:: Short exercise ::
Search the material below for the word "title" and copy every line in which it occurs.

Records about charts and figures
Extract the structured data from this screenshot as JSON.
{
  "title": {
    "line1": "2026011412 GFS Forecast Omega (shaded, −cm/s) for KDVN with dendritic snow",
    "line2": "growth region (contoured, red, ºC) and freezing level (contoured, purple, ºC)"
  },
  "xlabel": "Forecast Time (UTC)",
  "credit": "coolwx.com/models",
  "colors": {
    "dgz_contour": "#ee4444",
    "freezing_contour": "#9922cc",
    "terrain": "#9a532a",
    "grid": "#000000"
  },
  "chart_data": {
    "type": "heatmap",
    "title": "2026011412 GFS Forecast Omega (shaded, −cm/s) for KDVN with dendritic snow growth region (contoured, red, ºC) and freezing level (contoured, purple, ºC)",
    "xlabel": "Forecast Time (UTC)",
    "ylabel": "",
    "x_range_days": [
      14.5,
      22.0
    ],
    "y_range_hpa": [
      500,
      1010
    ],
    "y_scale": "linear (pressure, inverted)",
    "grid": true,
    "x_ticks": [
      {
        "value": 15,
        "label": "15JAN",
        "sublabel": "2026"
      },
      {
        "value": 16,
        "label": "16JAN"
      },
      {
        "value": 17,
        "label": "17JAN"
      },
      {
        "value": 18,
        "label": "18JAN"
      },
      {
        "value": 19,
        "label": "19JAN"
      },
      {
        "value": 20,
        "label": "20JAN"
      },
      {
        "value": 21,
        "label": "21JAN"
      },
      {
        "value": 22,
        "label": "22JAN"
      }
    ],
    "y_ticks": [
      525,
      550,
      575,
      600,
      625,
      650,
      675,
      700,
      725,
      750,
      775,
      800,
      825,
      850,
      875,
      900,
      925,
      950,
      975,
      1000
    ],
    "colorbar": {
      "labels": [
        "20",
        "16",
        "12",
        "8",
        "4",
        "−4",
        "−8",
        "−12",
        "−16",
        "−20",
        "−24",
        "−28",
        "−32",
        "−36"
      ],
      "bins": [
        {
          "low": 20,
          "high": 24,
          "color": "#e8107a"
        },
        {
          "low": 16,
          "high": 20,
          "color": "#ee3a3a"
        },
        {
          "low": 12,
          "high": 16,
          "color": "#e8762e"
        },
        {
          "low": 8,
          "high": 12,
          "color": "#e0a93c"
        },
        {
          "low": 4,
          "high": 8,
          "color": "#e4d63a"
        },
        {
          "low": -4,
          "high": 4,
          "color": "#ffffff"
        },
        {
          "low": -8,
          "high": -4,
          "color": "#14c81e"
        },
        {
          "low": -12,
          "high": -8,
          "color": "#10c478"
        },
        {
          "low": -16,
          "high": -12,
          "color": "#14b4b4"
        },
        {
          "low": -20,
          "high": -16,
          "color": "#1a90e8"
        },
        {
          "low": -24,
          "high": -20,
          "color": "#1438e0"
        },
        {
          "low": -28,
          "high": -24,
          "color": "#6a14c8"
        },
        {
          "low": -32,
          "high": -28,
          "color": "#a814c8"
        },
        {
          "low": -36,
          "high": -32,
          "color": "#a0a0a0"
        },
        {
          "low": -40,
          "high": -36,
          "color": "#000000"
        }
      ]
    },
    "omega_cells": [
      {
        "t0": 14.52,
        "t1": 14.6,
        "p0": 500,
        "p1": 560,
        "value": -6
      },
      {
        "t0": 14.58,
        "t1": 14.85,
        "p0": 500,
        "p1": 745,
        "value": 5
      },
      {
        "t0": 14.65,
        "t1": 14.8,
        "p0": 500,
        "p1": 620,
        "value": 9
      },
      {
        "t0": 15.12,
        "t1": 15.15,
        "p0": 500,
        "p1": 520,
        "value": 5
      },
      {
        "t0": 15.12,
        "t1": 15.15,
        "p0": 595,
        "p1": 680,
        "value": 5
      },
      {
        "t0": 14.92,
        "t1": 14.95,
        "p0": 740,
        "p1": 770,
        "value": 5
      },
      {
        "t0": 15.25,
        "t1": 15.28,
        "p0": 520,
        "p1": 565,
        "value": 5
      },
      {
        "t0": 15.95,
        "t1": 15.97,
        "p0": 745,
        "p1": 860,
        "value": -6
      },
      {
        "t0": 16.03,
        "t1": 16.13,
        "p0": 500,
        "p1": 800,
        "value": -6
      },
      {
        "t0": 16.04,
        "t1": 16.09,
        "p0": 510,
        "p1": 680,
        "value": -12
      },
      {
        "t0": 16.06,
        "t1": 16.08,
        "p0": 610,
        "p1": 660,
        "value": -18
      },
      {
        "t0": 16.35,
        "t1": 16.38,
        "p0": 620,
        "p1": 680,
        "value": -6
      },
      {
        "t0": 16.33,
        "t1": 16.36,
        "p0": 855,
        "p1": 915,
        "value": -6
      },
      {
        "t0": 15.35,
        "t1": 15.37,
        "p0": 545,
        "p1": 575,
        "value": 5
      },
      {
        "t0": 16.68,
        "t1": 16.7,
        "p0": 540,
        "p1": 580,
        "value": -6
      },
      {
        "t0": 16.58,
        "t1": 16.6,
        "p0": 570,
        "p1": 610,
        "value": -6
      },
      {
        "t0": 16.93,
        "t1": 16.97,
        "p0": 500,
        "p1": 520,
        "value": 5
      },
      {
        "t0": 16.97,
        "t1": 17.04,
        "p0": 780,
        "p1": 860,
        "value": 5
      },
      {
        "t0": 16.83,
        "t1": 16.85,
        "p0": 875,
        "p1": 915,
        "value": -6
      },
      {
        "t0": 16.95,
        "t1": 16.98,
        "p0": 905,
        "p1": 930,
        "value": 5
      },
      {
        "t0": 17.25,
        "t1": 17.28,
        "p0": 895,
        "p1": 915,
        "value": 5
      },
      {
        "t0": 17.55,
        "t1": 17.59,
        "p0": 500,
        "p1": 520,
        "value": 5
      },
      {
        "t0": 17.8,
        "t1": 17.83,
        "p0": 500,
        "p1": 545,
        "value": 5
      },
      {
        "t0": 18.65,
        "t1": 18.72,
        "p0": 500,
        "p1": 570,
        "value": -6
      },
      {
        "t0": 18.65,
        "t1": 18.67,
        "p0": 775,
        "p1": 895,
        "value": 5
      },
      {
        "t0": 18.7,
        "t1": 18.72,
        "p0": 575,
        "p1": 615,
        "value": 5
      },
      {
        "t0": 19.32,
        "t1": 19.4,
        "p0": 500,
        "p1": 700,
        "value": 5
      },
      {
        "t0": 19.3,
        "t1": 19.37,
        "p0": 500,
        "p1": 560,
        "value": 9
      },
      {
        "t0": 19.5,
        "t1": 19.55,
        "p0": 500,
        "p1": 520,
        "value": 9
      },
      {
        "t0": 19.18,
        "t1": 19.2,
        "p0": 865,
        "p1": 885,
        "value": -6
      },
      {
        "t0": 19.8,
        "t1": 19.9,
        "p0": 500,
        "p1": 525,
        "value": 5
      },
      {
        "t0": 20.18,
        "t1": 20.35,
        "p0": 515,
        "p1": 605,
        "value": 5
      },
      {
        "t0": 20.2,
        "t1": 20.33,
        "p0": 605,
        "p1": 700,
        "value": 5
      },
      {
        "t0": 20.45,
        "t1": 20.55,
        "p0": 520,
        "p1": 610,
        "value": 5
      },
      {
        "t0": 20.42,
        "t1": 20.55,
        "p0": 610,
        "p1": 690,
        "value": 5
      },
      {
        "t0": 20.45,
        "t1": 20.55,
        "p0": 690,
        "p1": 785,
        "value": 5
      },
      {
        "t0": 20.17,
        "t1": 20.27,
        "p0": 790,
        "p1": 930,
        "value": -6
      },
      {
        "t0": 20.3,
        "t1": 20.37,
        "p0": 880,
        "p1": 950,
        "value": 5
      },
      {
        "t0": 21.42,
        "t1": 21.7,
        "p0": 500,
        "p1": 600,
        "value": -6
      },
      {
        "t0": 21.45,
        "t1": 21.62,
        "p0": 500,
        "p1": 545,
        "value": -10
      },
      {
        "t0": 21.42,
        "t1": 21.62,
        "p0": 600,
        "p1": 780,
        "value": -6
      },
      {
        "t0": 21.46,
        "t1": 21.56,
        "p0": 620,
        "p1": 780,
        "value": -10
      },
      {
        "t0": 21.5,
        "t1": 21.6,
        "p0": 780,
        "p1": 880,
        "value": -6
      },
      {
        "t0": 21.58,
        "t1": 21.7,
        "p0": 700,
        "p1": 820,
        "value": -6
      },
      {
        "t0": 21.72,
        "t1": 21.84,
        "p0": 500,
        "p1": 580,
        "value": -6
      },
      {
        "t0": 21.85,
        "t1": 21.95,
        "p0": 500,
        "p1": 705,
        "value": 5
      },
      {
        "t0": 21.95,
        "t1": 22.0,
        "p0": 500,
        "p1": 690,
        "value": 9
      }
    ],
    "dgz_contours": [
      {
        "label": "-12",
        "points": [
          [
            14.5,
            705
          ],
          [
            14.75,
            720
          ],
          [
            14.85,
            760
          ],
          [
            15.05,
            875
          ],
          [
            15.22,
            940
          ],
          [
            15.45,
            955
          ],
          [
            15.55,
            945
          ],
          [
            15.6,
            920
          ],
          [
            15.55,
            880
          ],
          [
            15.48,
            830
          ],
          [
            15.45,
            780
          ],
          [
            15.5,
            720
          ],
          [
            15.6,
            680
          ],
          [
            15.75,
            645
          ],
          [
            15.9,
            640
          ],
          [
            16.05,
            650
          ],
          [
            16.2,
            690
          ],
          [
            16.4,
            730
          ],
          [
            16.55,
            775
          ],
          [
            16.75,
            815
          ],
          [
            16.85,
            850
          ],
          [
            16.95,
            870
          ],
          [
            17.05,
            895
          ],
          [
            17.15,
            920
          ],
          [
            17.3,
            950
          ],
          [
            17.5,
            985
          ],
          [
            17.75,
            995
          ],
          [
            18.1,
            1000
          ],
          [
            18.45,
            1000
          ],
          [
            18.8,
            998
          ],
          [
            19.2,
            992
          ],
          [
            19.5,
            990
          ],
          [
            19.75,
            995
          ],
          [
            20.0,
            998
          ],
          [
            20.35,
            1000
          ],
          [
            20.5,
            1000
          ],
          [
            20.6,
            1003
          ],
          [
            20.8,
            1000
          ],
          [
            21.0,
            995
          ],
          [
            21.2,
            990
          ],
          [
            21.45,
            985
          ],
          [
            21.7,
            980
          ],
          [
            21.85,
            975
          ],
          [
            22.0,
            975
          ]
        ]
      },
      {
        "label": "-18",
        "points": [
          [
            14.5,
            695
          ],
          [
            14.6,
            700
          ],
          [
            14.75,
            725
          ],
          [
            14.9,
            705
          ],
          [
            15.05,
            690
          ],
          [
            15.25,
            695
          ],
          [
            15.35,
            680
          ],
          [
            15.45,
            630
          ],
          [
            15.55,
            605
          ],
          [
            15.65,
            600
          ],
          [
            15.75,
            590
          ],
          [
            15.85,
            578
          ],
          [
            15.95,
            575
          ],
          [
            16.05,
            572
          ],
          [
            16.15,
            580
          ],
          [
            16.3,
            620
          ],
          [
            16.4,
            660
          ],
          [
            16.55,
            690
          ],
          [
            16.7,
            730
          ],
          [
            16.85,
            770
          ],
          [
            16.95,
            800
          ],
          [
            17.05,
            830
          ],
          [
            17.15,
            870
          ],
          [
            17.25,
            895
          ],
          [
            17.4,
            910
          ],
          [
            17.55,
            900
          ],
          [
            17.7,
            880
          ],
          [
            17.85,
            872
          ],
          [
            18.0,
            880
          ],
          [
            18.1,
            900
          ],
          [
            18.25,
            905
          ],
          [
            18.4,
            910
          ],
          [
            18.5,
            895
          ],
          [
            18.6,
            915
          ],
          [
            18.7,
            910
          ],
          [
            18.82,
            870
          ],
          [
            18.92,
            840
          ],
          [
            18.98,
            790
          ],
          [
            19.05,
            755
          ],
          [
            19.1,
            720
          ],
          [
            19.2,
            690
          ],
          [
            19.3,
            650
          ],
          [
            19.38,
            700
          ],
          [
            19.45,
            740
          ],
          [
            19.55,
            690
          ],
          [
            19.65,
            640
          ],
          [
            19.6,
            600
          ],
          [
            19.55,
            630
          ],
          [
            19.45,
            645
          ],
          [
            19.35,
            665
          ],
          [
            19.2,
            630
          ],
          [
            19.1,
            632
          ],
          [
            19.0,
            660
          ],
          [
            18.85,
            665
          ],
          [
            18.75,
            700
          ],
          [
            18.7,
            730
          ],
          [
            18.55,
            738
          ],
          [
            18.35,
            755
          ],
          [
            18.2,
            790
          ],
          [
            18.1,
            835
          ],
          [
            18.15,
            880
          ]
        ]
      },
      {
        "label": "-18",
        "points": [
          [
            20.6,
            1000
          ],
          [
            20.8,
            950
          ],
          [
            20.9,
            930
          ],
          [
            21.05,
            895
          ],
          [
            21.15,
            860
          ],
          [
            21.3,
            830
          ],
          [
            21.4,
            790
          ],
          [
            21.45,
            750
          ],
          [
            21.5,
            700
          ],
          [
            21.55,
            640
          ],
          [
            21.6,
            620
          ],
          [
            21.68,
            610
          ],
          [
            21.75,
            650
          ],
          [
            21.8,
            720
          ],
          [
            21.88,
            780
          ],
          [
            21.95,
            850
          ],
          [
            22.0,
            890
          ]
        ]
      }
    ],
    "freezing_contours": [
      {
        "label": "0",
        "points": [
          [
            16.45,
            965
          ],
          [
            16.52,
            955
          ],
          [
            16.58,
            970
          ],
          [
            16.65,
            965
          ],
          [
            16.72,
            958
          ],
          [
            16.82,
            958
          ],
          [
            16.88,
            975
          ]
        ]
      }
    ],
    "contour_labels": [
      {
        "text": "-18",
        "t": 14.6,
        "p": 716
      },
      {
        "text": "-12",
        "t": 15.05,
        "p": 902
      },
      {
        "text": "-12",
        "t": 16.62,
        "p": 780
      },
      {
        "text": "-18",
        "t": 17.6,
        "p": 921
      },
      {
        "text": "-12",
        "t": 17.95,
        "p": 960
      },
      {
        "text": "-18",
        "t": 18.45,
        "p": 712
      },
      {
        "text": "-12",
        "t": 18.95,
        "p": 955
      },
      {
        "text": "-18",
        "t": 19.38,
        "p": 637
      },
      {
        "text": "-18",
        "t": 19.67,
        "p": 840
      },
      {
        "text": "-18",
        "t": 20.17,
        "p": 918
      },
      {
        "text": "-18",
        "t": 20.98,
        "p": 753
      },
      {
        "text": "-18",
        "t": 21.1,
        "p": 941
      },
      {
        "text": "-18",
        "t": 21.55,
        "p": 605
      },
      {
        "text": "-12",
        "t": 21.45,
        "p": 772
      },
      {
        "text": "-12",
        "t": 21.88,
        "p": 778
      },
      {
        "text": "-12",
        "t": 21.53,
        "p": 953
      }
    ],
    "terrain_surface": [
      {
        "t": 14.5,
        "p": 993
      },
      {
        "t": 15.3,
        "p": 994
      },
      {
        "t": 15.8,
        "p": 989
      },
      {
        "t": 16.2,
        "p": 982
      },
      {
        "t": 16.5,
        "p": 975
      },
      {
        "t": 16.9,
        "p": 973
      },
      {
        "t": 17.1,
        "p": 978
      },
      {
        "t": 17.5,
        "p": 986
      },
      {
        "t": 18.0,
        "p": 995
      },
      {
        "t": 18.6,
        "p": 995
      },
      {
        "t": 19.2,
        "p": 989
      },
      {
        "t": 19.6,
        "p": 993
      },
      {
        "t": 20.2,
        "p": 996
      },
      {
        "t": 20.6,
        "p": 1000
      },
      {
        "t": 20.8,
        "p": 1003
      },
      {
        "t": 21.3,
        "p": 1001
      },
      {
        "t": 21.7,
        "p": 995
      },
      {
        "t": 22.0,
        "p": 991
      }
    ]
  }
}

:: Task answer ::
  "title": {
    "title": "2026011412 GFS Forecast Omega (shaded, −cm/s) for KDVN with dendritic snow growth region (contoured, red, ºC) and freezing level (contoured, purple, ºC)",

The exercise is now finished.